■ What is asked: Lines that hold the string "Tuan" are to be counted; give only their number.

■ Records for this task:
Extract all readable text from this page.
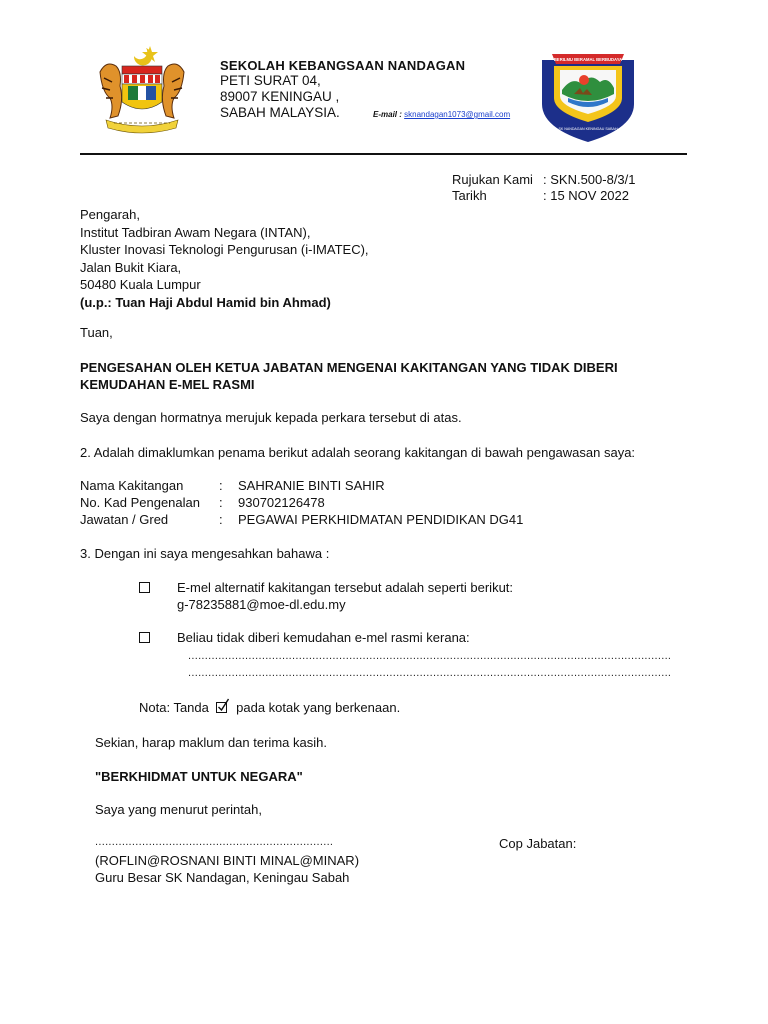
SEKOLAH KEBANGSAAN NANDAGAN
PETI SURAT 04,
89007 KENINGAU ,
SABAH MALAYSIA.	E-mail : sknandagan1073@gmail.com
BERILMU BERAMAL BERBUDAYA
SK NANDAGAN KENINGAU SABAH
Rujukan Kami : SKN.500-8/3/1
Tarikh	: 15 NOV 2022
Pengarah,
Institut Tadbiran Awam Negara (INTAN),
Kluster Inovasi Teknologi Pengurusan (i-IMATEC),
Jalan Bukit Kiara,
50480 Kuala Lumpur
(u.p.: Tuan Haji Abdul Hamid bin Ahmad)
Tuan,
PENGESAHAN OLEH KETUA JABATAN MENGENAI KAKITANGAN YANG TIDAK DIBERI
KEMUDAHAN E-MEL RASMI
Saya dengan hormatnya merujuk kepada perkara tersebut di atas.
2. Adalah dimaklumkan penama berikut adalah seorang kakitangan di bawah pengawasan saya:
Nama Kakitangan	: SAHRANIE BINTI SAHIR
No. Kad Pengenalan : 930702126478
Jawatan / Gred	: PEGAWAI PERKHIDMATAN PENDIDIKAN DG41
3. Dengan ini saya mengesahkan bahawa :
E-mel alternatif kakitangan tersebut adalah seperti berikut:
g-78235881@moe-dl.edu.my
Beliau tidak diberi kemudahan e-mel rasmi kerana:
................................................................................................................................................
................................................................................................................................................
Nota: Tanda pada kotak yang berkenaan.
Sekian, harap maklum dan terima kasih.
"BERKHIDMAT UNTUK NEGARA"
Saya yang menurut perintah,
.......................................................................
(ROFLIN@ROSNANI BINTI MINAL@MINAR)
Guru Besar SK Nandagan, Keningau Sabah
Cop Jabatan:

■ Full response: 2